- **WRITTEN REQUEST**
The exercise asks you to copy every line below in which "Registry" appears.

- **RECORDS FOR THE EXERCISE**
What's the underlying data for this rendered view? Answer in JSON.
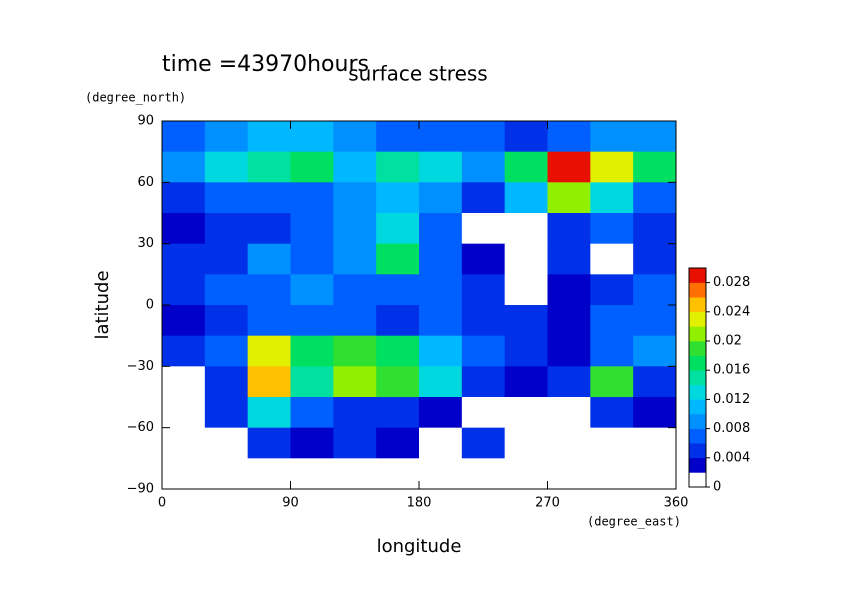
{
  "chart_data": {
    "type": "contour",
    "title": "time =43970hours",
    "subtitle": "surface stress",
    "x_label": "longitude",
    "x_unit": "(degree_east)",
    "y_label": "latitude",
    "y_unit": "(degree_north)",
    "xlim": [
      0,
      360
    ],
    "xticks": [
      0,
      90,
      180,
      270,
      360
    ],
    "ylim": [
      -90,
      90
    ],
    "yticks": [
      {
        "value": -90,
        "label": "−90"
      },
      {
        "value": -60,
        "label": "−60"
      },
      {
        "value": -30,
        "label": "−30"
      },
      0,
      30,
      60,
      90
    ],
    "zlim": [
      0,
      0.03
    ],
    "zticks": [
      0,
      0.004,
      0.008,
      0.012,
      0.016,
      0.02,
      0.024,
      0.028
    ],
    "colors": [
      "#ffffff",
      "#0000c8",
      "#0030e8",
      "#0060ff",
      "#0090ff",
      "#00b8ff",
      "#00d8e0",
      "#00e0a0",
      "#00e060",
      "#30e030",
      "#90f000",
      "#e0f000",
      "#ffc000",
      "#ff7000",
      "#e81000"
    ],
    "x": [
      15,
      45,
      75,
      105,
      135,
      165,
      195,
      225,
      255,
      285,
      315,
      345
    ],
    "y": [
      82.5,
      67.5,
      52.5,
      37.5,
      22.5,
      7.5,
      -7.5,
      -22.5,
      -37.5,
      -52.5,
      -67.5,
      -82.5
    ],
    "z": [
      [
        0.006,
        0.008,
        0.01,
        0.01,
        0.008,
        0.006,
        0.006,
        0.006,
        0.004,
        0.006,
        0.008,
        0.008
      ],
      [
        0.008,
        0.012,
        0.014,
        0.016,
        0.01,
        0.014,
        0.012,
        0.008,
        0.016,
        0.03,
        0.022,
        0.016
      ],
      [
        0.004,
        0.006,
        0.006,
        0.006,
        0.008,
        0.01,
        0.008,
        0.004,
        0.01,
        0.02,
        0.012,
        0.006
      ],
      [
        0.003,
        0.005,
        0.004,
        0.006,
        0.008,
        0.012,
        0.006,
        0,
        0,
        0.004,
        0.006,
        0.004
      ],
      [
        0.004,
        0.005,
        0.008,
        0.006,
        0.008,
        0.016,
        0.006,
        0.003,
        0,
        0.004,
        0,
        0.004
      ],
      [
        0.004,
        0.006,
        0.006,
        0.008,
        0.006,
        0.006,
        0.006,
        0.004,
        0,
        0.003,
        0.005,
        0.006
      ],
      [
        0.002,
        0.004,
        0.006,
        0.006,
        0.006,
        0.005,
        0.006,
        0.004,
        0.004,
        0.003,
        0.006,
        0.006
      ],
      [
        0.004,
        0.006,
        0.022,
        0.016,
        0.018,
        0.016,
        0.01,
        0.006,
        0.004,
        0.003,
        0.006,
        0.008
      ],
      [
        0,
        0.005,
        0.024,
        0.014,
        0.02,
        0.018,
        0.012,
        0.005,
        0.003,
        0.004,
        0.018,
        0.005
      ],
      [
        0,
        0.004,
        0.012,
        0.006,
        0.004,
        0.004,
        0.003,
        0,
        0,
        0,
        0.004,
        0.003
      ],
      [
        0,
        0,
        0.004,
        0.002,
        0.004,
        0.003,
        0,
        0.004,
        0,
        0,
        0,
        0
      ],
      [
        0,
        0,
        0,
        0,
        0,
        0,
        0,
        0,
        0,
        0,
        0,
        0
      ]
    ]
  }
}
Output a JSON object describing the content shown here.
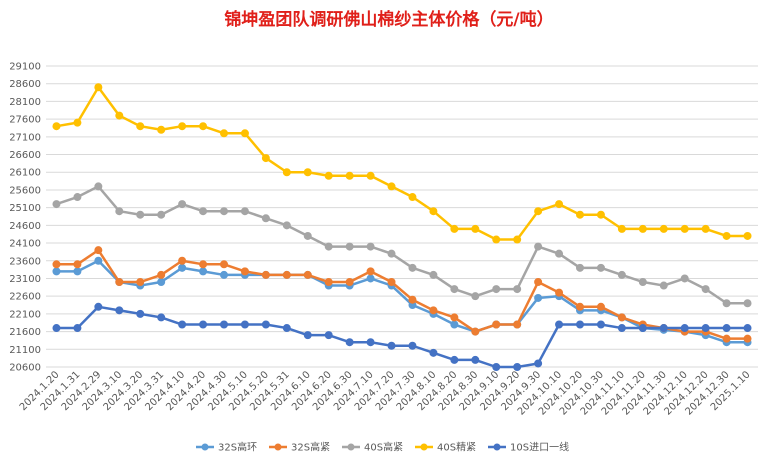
{
  "chart_data": {
    "type": "line",
    "title": "锦坤盈团队调研佛山棉纱主体价格（元/吨）",
    "xlabel": "",
    "ylabel": "",
    "ylim": [
      20600,
      29100
    ],
    "yticks": [
      20600,
      21100,
      21600,
      22100,
      22600,
      23100,
      23600,
      24100,
      24600,
      25100,
      25600,
      26100,
      26600,
      27100,
      27600,
      28100,
      28600,
      29100
    ],
    "grid": true,
    "legend_position": "bottom",
    "categories": [
      "2024.1.20",
      "2024.1.31",
      "2024.2.29",
      "2024.3.10",
      "2024.3.20",
      "2024.3.31",
      "2024.4.10",
      "2024.4.20",
      "2024.4.30",
      "2024.5.10",
      "2024.5.20",
      "2024.5.31",
      "2024.6.10",
      "2024.6.20",
      "2024.6.30",
      "2024.7.10",
      "2024.7.20",
      "2024.7.30",
      "2024.8.10",
      "2024.8.20",
      "2024.8.30",
      "2024.9.10",
      "2024.9.20",
      "2024.9.30",
      "2024.10.10",
      "2024.10.20",
      "2024.10.30",
      "2024.11.10",
      "2024.11.20",
      "2024.11.30",
      "2024.12.10",
      "2024.12.20",
      "2024.12.30",
      "2025.1.10"
    ],
    "series": [
      {
        "name": "32S高环",
        "color": "#5b9bd5",
        "values": [
          23300,
          23300,
          23600,
          23000,
          22900,
          23000,
          23400,
          23300,
          23200,
          23200,
          23200,
          23200,
          23200,
          22900,
          22900,
          23100,
          22900,
          22350,
          22100,
          21800,
          21600,
          21800,
          21800,
          22550,
          22600,
          22200,
          22200,
          22000,
          21700,
          21650,
          21600,
          21500,
          21300,
          21300
        ]
      },
      {
        "name": "32S高紧",
        "color": "#ed7d31",
        "values": [
          23500,
          23500,
          23900,
          23000,
          23000,
          23200,
          23600,
          23500,
          23500,
          23300,
          23200,
          23200,
          23200,
          23000,
          23000,
          23300,
          23000,
          22500,
          22200,
          22000,
          21600,
          21800,
          21800,
          23000,
          22700,
          22300,
          22300,
          22000,
          21800,
          21700,
          21600,
          21600,
          21400,
          21400
        ]
      },
      {
        "name": "40S高紧",
        "color": "#a5a5a5",
        "values": [
          25200,
          25400,
          25700,
          25000,
          24900,
          24900,
          25200,
          25000,
          25000,
          25000,
          24800,
          24600,
          24300,
          24000,
          24000,
          24000,
          23800,
          23400,
          23200,
          22800,
          22600,
          22800,
          22800,
          24000,
          23800,
          23400,
          23400,
          23200,
          23000,
          22900,
          23100,
          22800,
          22400,
          22400
        ]
      },
      {
        "name": "40S精紧",
        "color": "#ffc000",
        "values": [
          27400,
          27500,
          28500,
          27700,
          27400,
          27300,
          27400,
          27400,
          27200,
          27200,
          26500,
          26100,
          26100,
          26000,
          26000,
          26000,
          25700,
          25400,
          25000,
          24500,
          24500,
          24200,
          24200,
          25000,
          25200,
          24900,
          24900,
          24500,
          24500,
          24500,
          24500,
          24500,
          24300,
          24300
        ]
      },
      {
        "name": "10S进口一线",
        "color": "#4472c4",
        "values": [
          21700,
          21700,
          22300,
          22200,
          22100,
          22000,
          21800,
          21800,
          21800,
          21800,
          21800,
          21700,
          21500,
          21500,
          21300,
          21300,
          21200,
          21200,
          21000,
          20800,
          20800,
          20600,
          20600,
          20700,
          21800,
          21800,
          21800,
          21700,
          21700,
          21700,
          21700,
          21700,
          21700,
          21700
        ]
      }
    ]
  }
}
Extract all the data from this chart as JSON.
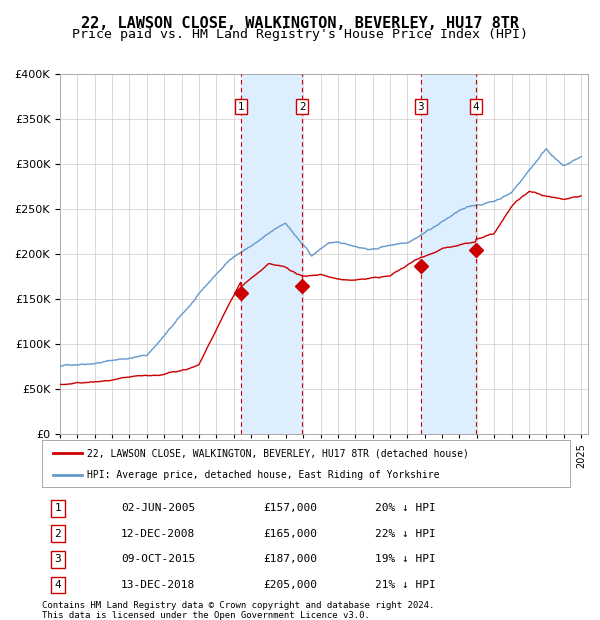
{
  "title": "22, LAWSON CLOSE, WALKINGTON, BEVERLEY, HU17 8TR",
  "subtitle": "Price paid vs. HM Land Registry's House Price Index (HPI)",
  "title_fontsize": 11,
  "subtitle_fontsize": 9.5,
  "ylabel": "",
  "ylim": [
    0,
    400000
  ],
  "yticks": [
    0,
    50000,
    100000,
    150000,
    200000,
    250000,
    300000,
    350000,
    400000
  ],
  "xlim_start": 1995.0,
  "xlim_end": 2025.4,
  "legend_line1": "22, LAWSON CLOSE, WALKINGTON, BEVERLEY, HU17 8TR (detached house)",
  "legend_line2": "HPI: Average price, detached house, East Riding of Yorkshire",
  "transactions": [
    {
      "num": 1,
      "date": 2005.42,
      "price": 157000,
      "label": "02-JUN-2005",
      "pct": "20%"
    },
    {
      "num": 2,
      "date": 2008.95,
      "price": 165000,
      "label": "12-DEC-2008",
      "pct": "22%"
    },
    {
      "num": 3,
      "date": 2015.77,
      "price": 187000,
      "label": "09-OCT-2015",
      "pct": "19%"
    },
    {
      "num": 4,
      "date": 2018.95,
      "price": 205000,
      "label": "13-DEC-2018",
      "pct": "21%"
    }
  ],
  "footer1": "Contains HM Land Registry data © Crown copyright and database right 2024.",
  "footer2": "This data is licensed under the Open Government Licence v3.0.",
  "hpi_color": "#6699cc",
  "price_color": "#cc0000",
  "transaction_color": "#cc0000",
  "shading_color": "#ddeeff",
  "grid_color": "#cccccc",
  "background_color": "#ffffff"
}
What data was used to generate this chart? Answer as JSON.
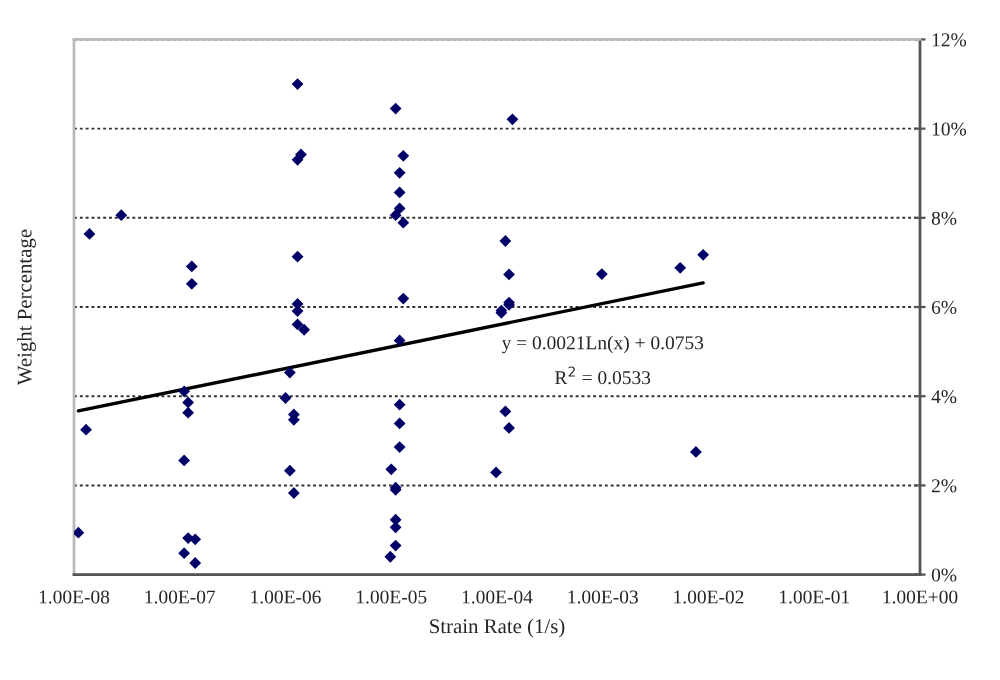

- **OUTPUT FOR THIS EXERCISE**
  "subtitle": "Price paid vs. HM Land Registry's House Price Index (HPI)",
  "footer1": "Contains HM Land Registry data © Crown copyright and database right 2024.",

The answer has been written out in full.